**Set exercise**. Determine how many lines contain the string "logo", then reply with that figure only.

**Extracted information**.
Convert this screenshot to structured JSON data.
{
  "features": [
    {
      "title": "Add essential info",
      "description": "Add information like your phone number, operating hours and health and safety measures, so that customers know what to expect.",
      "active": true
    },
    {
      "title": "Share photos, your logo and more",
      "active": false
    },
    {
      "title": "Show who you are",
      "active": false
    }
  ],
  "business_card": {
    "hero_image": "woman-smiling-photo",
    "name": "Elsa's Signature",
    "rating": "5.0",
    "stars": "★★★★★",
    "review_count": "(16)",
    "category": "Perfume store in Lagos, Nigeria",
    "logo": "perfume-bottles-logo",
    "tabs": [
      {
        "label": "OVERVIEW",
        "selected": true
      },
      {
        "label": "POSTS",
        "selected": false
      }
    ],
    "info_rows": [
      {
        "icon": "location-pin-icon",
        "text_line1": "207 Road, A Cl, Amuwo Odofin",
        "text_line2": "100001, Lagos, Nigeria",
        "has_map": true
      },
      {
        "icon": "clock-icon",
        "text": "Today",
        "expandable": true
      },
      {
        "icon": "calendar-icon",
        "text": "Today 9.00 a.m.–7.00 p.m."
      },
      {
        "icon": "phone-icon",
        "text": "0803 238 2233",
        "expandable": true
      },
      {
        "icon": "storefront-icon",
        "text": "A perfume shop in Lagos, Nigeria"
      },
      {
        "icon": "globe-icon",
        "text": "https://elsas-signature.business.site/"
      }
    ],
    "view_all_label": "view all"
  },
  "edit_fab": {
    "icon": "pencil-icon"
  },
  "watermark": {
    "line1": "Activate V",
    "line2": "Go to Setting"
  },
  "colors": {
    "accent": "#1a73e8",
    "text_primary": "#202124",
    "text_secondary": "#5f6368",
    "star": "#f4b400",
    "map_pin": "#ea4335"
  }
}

**Problem solution**. 2